-- Begin Exercise inputs --

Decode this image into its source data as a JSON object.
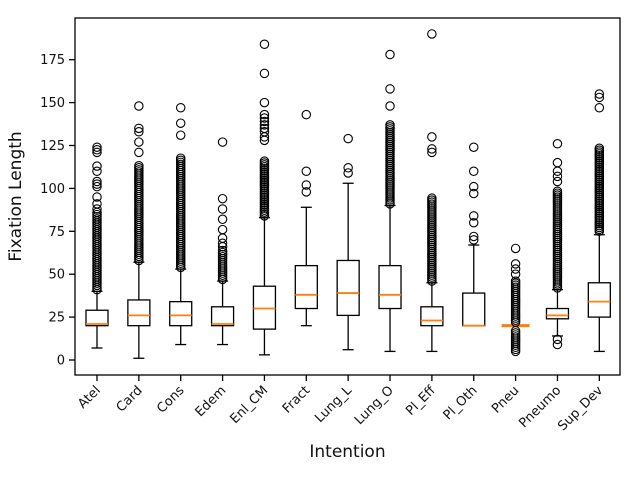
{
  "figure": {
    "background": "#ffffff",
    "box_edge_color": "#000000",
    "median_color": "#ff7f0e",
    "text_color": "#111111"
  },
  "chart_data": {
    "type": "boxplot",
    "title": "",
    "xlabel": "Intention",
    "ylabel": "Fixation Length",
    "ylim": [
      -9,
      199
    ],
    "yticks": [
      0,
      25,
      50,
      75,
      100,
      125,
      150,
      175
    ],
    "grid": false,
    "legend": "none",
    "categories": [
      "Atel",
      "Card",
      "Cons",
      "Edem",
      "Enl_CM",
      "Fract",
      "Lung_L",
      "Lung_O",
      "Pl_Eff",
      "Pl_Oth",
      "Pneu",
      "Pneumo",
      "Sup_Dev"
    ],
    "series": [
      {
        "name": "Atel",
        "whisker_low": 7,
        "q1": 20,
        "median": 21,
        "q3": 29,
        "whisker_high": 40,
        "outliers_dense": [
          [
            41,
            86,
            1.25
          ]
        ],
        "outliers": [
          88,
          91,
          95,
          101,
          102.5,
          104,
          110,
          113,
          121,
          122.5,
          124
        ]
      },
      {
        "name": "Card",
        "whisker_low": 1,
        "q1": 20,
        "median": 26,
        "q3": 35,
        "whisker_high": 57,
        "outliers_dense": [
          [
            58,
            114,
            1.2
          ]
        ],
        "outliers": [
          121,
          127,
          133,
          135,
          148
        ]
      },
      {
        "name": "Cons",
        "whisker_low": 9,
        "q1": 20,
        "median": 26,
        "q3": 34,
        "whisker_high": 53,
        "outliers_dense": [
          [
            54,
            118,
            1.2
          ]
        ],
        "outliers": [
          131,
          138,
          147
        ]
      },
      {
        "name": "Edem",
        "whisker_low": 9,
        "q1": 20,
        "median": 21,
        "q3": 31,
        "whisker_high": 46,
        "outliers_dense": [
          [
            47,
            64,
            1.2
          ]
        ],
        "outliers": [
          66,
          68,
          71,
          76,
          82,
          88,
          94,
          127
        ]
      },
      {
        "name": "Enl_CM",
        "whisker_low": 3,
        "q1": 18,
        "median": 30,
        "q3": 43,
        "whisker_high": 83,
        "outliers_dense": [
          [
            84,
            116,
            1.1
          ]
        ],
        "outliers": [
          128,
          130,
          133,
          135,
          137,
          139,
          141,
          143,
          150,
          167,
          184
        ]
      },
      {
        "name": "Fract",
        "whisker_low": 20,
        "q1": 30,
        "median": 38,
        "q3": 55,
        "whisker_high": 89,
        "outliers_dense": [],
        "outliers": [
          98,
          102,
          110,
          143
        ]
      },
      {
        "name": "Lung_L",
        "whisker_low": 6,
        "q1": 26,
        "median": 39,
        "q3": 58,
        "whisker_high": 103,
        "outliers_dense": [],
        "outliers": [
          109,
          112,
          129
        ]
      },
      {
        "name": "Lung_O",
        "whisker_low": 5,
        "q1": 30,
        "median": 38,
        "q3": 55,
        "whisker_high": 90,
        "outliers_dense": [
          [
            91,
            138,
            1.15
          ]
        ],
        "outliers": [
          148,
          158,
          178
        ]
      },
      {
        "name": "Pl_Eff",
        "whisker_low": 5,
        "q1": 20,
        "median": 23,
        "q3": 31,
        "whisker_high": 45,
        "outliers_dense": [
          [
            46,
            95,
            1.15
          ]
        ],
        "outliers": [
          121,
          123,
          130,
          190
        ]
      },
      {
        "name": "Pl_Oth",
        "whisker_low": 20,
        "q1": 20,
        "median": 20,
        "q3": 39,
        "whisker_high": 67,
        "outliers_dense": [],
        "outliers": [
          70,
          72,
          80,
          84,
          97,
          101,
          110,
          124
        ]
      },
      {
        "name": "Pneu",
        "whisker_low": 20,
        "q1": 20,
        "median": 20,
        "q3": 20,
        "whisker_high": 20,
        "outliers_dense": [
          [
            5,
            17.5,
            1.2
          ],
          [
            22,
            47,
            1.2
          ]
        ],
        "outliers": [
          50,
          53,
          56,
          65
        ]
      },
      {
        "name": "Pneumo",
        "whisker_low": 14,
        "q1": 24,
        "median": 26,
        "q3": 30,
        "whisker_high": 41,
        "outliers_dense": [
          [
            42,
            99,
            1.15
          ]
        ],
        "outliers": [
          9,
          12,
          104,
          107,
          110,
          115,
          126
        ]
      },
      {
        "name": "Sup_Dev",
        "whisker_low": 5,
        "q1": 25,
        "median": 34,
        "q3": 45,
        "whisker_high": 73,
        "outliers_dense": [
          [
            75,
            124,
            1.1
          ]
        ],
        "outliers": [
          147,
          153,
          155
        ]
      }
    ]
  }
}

-- End Exercise inputs --

» **Directions**:
Repeat all the records above exactly, leaving out any pictures.

» **In response**:
Decode this image into its source data as a JSON object.
{
  "figure": {
    "background": "#ffffff",
    "box_edge_color": "#000000",
    "median_color": "#ff7f0e",
    "text_color": "#111111"
  },
  "chart_data": {
    "type": "boxplot",
    "title": "",
    "xlabel": "Intention",
    "ylabel": "Fixation Length",
    "ylim": [
      -9,
      199
    ],
    "yticks": [
      0,
      25,
      50,
      75,
      100,
      125,
      150,
      175
    ],
    "grid": false,
    "legend": "none",
    "categories": [
      "Atel",
      "Card",
      "Cons",
      "Edem",
      "Enl_CM",
      "Fract",
      "Lung_L",
      "Lung_O",
      "Pl_Eff",
      "Pl_Oth",
      "Pneu",
      "Pneumo",
      "Sup_Dev"
    ],
    "series": [
      {
        "name": "Atel",
        "whisker_low": 7,
        "q1": 20,
        "median": 21,
        "q3": 29,
        "whisker_high": 40,
        "outliers_dense": [
          [
            41,
            86,
            1.25
          ]
        ],
        "outliers": [
          88,
          91,
          95,
          101,
          102.5,
          104,
          110,
          113,
          121,
          122.5,
          124
        ]
      },
      {
        "name": "Card",
        "whisker_low": 1,
        "q1": 20,
        "median": 26,
        "q3": 35,
        "whisker_high": 57,
        "outliers_dense": [
          [
            58,
            114,
            1.2
          ]
        ],
        "outliers": [
          121,
          127,
          133,
          135,
          148
        ]
      },
      {
        "name": "Cons",
        "whisker_low": 9,
        "q1": 20,
        "median": 26,
        "q3": 34,
        "whisker_high": 53,
        "outliers_dense": [
          [
            54,
            118,
            1.2
          ]
        ],
        "outliers": [
          131,
          138,
          147
        ]
      },
      {
        "name": "Edem",
        "whisker_low": 9,
        "q1": 20,
        "median": 21,
        "q3": 31,
        "whisker_high": 46,
        "outliers_dense": [
          [
            47,
            64,
            1.2
          ]
        ],
        "outliers": [
          66,
          68,
          71,
          76,
          82,
          88,
          94,
          127
        ]
      },
      {
        "name": "Enl_CM",
        "whisker_low": 3,
        "q1": 18,
        "median": 30,
        "q3": 43,
        "whisker_high": 83,
        "outliers_dense": [
          [
            84,
            116,
            1.1
          ]
        ],
        "outliers": [
          128,
          130,
          133,
          135,
          137,
          139,
          141,
          143,
          150,
          167,
          184
        ]
      },
      {
        "name": "Fract",
        "whisker_low": 20,
        "q1": 30,
        "median": 38,
        "q3": 55,
        "whisker_high": 89,
        "outliers_dense": [],
        "outliers": [
          98,
          102,
          110,
          143
        ]
      },
      {
        "name": "Lung_L",
        "whisker_low": 6,
        "q1": 26,
        "median": 39,
        "q3": 58,
        "whisker_high": 103,
        "outliers_dense": [],
        "outliers": [
          109,
          112,
          129
        ]
      },
      {
        "name": "Lung_O",
        "whisker_low": 5,
        "q1": 30,
        "median": 38,
        "q3": 55,
        "whisker_high": 90,
        "outliers_dense": [
          [
            91,
            138,
            1.15
          ]
        ],
        "outliers": [
          148,
          158,
          178
        ]
      },
      {
        "name": "Pl_Eff",
        "whisker_low": 5,
        "q1": 20,
        "median": 23,
        "q3": 31,
        "whisker_high": 45,
        "outliers_dense": [
          [
            46,
            95,
            1.15
          ]
        ],
        "outliers": [
          121,
          123,
          130,
          190
        ]
      },
      {
        "name": "Pl_Oth",
        "whisker_low": 20,
        "q1": 20,
        "median": 20,
        "q3": 39,
        "whisker_high": 67,
        "outliers_dense": [],
        "outliers": [
          70,
          72,
          80,
          84,
          97,
          101,
          110,
          124
        ]
      },
      {
        "name": "Pneu",
        "whisker_low": 20,
        "q1": 20,
        "median": 20,
        "q3": 20,
        "whisker_high": 20,
        "outliers_dense": [
          [
            5,
            17.5,
            1.2
          ],
          [
            22,
            47,
            1.2
          ]
        ],
        "outliers": [
          50,
          53,
          56,
          65
        ]
      },
      {
        "name": "Pneumo",
        "whisker_low": 14,
        "q1": 24,
        "median": 26,
        "q3": 30,
        "whisker_high": 41,
        "outliers_dense": [
          [
            42,
            99,
            1.15
          ]
        ],
        "outliers": [
          9,
          12,
          104,
          107,
          110,
          115,
          126
        ]
      },
      {
        "name": "Sup_Dev",
        "whisker_low": 5,
        "q1": 25,
        "median": 34,
        "q3": 45,
        "whisker_high": 73,
        "outliers_dense": [
          [
            75,
            124,
            1.1
          ]
        ],
        "outliers": [
          147,
          153,
          155
        ]
      }
    ]
  }
}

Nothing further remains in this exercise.